Task statement: Restate the full set of records exactly, word for word.
** start Given entries **
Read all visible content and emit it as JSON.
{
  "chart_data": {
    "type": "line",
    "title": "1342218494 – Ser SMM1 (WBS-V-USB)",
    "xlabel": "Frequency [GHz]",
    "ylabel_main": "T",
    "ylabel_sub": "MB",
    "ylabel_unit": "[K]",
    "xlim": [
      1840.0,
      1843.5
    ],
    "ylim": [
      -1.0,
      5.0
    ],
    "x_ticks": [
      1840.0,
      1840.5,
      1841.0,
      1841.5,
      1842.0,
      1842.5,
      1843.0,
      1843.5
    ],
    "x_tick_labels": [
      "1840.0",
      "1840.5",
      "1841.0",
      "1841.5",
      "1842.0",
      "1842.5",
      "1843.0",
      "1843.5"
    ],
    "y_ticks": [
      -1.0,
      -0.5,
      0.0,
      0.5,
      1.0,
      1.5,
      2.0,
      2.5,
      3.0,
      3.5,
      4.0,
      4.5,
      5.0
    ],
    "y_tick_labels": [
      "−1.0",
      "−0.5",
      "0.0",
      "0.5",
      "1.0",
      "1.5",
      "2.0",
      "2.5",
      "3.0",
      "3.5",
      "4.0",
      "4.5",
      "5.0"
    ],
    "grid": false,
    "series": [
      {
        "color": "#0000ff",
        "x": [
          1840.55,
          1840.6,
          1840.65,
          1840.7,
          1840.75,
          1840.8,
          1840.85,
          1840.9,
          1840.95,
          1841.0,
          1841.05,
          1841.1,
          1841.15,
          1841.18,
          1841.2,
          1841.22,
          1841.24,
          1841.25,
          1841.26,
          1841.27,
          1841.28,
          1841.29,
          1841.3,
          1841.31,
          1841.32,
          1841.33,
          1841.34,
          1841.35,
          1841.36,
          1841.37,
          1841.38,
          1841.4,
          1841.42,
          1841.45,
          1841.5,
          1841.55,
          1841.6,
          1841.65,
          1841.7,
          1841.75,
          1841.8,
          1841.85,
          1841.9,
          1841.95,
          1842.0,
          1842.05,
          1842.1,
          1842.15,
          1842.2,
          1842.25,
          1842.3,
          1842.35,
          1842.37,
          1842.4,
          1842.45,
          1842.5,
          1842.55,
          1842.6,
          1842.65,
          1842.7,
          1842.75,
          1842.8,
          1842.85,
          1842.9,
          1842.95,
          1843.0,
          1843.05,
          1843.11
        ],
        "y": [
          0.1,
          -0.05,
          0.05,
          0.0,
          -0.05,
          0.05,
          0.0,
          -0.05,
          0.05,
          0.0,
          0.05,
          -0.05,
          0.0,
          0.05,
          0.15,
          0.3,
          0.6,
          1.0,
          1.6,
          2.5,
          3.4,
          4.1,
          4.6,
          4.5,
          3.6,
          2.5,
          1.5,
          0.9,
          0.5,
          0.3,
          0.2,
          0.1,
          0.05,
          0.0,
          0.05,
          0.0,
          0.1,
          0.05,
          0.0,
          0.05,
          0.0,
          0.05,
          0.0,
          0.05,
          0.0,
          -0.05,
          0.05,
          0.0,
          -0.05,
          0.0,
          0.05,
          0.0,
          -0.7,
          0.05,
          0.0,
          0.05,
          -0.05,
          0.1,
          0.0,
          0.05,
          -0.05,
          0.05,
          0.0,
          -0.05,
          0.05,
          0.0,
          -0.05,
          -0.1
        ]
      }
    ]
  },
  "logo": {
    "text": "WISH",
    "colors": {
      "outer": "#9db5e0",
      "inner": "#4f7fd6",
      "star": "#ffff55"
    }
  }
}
** end Given entries **
Complete response:
Read all visible content and emit it as JSON.
{
  "chart_data": {
    "type": "line",
    "title": "1342218494 – Ser SMM1 (WBS-V-USB)",
    "xlabel": "Frequency [GHz]",
    "ylabel_main": "T",
    "ylabel_sub": "MB",
    "ylabel_unit": "[K]",
    "xlim": [
      1840.0,
      1843.5
    ],
    "ylim": [
      -1.0,
      5.0
    ],
    "x_ticks": [
      1840.0,
      1840.5,
      1841.0,
      1841.5,
      1842.0,
      1842.5,
      1843.0,
      1843.5
    ],
    "x_tick_labels": [
      "1840.0",
      "1840.5",
      "1841.0",
      "1841.5",
      "1842.0",
      "1842.5",
      "1843.0",
      "1843.5"
    ],
    "y_ticks": [
      -1.0,
      -0.5,
      0.0,
      0.5,
      1.0,
      1.5,
      2.0,
      2.5,
      3.0,
      3.5,
      4.0,
      4.5,
      5.0
    ],
    "y_tick_labels": [
      "−1.0",
      "−0.5",
      "0.0",
      "0.5",
      "1.0",
      "1.5",
      "2.0",
      "2.5",
      "3.0",
      "3.5",
      "4.0",
      "4.5",
      "5.0"
    ],
    "grid": false,
    "series": [
      {
        "color": "#0000ff",
        "x": [
          1840.55,
          1840.6,
          1840.65,
          1840.7,
          1840.75,
          1840.8,
          1840.85,
          1840.9,
          1840.95,
          1841.0,
          1841.05,
          1841.1,
          1841.15,
          1841.18,
          1841.2,
          1841.22,
          1841.24,
          1841.25,
          1841.26,
          1841.27,
          1841.28,
          1841.29,
          1841.3,
          1841.31,
          1841.32,
          1841.33,
          1841.34,
          1841.35,
          1841.36,
          1841.37,
          1841.38,
          1841.4,
          1841.42,
          1841.45,
          1841.5,
          1841.55,
          1841.6,
          1841.65,
          1841.7,
          1841.75,
          1841.8,
          1841.85,
          1841.9,
          1841.95,
          1842.0,
          1842.05,
          1842.1,
          1842.15,
          1842.2,
          1842.25,
          1842.3,
          1842.35,
          1842.37,
          1842.4,
          1842.45,
          1842.5,
          1842.55,
          1842.6,
          1842.65,
          1842.7,
          1842.75,
          1842.8,
          1842.85,
          1842.9,
          1842.95,
          1843.0,
          1843.05,
          1843.11
        ],
        "y": [
          0.1,
          -0.05,
          0.05,
          0.0,
          -0.05,
          0.05,
          0.0,
          -0.05,
          0.05,
          0.0,
          0.05,
          -0.05,
          0.0,
          0.05,
          0.15,
          0.3,
          0.6,
          1.0,
          1.6,
          2.5,
          3.4,
          4.1,
          4.6,
          4.5,
          3.6,
          2.5,
          1.5,
          0.9,
          0.5,
          0.3,
          0.2,
          0.1,
          0.05,
          0.0,
          0.05,
          0.0,
          0.1,
          0.05,
          0.0,
          0.05,
          0.0,
          0.05,
          0.0,
          0.05,
          0.0,
          -0.05,
          0.05,
          0.0,
          -0.05,
          0.0,
          0.05,
          0.0,
          -0.7,
          0.05,
          0.0,
          0.05,
          -0.05,
          0.1,
          0.0,
          0.05,
          -0.05,
          0.05,
          0.0,
          -0.05,
          0.05,
          0.0,
          -0.05,
          -0.1
        ]
      }
    ]
  },
  "logo": {
    "text": "WISH",
    "colors": {
      "outer": "#9db5e0",
      "inner": "#4f7fd6",
      "star": "#ffff55"
    }
  }
}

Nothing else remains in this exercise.